• **Records for this exercise**
****

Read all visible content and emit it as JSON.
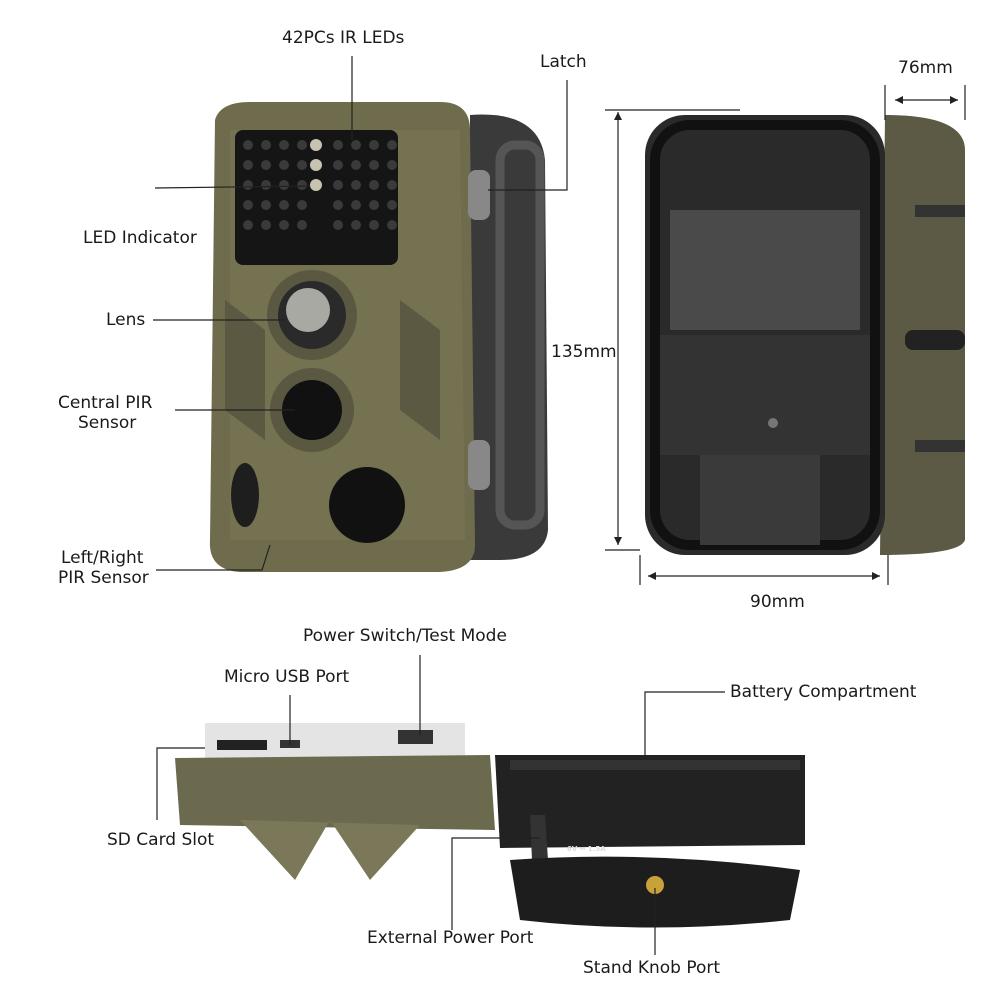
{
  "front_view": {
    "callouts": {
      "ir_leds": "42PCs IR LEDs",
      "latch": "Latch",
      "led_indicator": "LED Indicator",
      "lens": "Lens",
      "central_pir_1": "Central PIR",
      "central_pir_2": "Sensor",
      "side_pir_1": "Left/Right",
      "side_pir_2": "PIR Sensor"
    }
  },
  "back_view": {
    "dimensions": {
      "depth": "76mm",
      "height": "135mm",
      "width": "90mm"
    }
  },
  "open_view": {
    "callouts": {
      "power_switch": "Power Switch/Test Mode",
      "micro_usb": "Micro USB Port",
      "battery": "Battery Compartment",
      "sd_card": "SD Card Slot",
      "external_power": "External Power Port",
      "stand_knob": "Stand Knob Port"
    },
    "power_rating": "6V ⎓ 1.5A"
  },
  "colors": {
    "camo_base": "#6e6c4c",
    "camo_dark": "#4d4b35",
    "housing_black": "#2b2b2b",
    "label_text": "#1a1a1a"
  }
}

****

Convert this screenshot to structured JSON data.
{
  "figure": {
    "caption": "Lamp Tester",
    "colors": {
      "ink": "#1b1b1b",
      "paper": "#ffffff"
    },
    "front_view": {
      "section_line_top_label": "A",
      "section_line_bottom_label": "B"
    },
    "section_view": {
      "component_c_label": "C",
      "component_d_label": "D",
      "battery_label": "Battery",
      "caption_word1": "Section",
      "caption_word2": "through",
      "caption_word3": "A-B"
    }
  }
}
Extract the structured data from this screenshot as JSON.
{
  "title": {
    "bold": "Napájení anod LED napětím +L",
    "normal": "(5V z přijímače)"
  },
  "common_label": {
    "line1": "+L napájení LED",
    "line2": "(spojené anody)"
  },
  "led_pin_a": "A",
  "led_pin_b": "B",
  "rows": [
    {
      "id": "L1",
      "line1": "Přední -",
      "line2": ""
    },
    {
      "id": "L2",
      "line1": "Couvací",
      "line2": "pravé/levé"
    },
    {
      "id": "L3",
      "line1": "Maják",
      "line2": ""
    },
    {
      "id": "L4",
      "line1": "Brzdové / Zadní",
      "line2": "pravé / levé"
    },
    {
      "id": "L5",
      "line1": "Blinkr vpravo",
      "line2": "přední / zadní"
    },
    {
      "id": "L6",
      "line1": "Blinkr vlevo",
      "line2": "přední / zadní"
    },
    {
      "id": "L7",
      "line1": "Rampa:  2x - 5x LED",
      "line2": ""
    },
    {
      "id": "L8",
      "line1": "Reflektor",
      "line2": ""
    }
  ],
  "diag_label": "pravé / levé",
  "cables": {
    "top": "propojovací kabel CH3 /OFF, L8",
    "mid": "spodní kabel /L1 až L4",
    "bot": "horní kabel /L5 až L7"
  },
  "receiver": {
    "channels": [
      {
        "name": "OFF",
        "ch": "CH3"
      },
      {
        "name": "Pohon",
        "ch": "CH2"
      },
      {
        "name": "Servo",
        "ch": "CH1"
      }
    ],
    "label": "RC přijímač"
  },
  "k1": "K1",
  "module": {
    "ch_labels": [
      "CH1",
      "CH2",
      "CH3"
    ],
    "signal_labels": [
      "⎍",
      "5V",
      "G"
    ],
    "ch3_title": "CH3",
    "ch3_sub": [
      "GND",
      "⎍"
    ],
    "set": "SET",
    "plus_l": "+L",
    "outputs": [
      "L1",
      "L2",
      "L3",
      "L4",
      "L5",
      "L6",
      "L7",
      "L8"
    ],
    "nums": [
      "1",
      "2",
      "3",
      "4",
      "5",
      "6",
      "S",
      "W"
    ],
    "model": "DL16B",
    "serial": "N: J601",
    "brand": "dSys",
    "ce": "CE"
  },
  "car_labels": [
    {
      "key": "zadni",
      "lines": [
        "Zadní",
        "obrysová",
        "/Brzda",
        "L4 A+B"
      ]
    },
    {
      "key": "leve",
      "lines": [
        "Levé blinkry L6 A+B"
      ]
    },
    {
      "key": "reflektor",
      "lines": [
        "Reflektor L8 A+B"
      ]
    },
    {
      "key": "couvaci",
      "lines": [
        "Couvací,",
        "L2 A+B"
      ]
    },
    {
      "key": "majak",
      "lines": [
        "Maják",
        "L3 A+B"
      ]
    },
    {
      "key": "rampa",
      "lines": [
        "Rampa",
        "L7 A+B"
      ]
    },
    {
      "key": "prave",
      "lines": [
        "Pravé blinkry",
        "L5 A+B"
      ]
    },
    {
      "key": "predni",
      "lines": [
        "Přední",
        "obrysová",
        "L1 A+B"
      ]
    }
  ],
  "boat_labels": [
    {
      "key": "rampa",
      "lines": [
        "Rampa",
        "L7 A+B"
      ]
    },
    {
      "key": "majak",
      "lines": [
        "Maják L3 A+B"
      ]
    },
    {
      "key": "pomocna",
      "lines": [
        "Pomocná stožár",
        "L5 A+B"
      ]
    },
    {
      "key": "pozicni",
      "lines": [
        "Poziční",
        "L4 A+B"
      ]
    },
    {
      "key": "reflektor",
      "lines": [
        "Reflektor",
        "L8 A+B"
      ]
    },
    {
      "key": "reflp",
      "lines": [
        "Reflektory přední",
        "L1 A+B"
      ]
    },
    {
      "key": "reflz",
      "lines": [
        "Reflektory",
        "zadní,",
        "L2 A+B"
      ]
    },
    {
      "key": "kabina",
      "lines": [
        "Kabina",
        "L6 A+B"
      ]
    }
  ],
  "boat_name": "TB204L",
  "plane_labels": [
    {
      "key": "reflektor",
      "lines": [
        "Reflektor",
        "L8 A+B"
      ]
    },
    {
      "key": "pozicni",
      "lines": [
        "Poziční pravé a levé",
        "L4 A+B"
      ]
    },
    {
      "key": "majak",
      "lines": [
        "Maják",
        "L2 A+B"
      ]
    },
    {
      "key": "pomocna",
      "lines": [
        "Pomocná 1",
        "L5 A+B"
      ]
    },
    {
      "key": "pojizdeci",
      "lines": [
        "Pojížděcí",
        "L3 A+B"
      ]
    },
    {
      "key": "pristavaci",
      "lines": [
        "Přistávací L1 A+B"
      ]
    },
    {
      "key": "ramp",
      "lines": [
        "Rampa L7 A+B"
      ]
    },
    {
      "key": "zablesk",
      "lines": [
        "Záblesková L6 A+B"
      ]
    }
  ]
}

****

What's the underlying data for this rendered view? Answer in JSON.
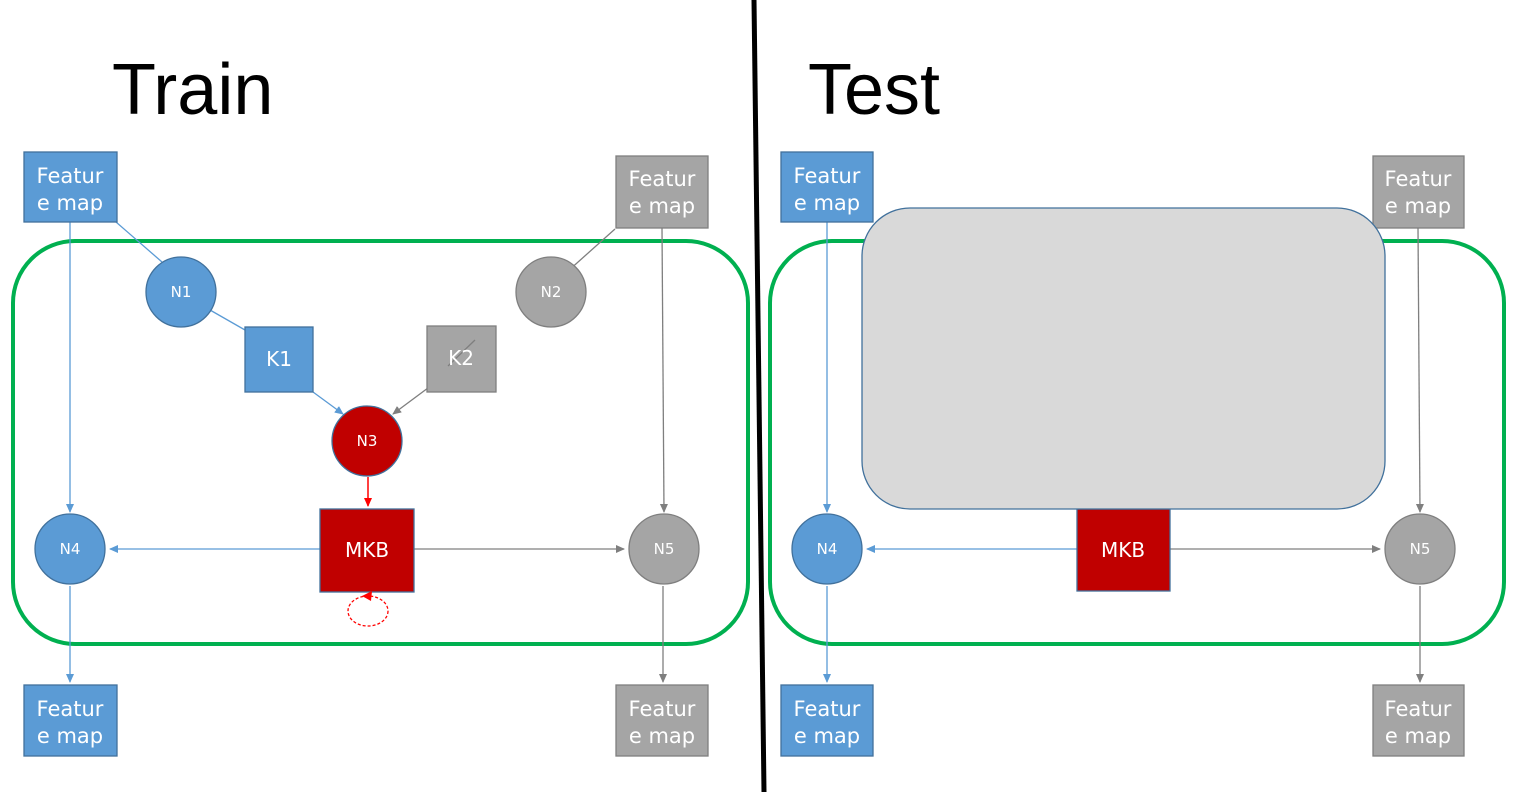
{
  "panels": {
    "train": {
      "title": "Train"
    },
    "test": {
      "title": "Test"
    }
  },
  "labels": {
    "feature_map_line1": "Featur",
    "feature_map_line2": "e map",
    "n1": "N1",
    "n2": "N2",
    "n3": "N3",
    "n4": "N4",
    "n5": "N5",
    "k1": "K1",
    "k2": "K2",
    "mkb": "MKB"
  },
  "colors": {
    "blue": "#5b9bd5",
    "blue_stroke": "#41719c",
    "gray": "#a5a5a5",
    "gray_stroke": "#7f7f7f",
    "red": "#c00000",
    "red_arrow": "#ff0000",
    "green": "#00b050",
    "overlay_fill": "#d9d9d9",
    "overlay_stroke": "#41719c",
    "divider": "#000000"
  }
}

****

• **The request**
Extract every line that has the string "kabel" in it.

• **Response to this exercise**
    "top": "propojovací kabel CH3 /OFF, L8",
    "mid": "spodní kabel /L1 až L4",
    "bot": "horní kabel /L5 až L7"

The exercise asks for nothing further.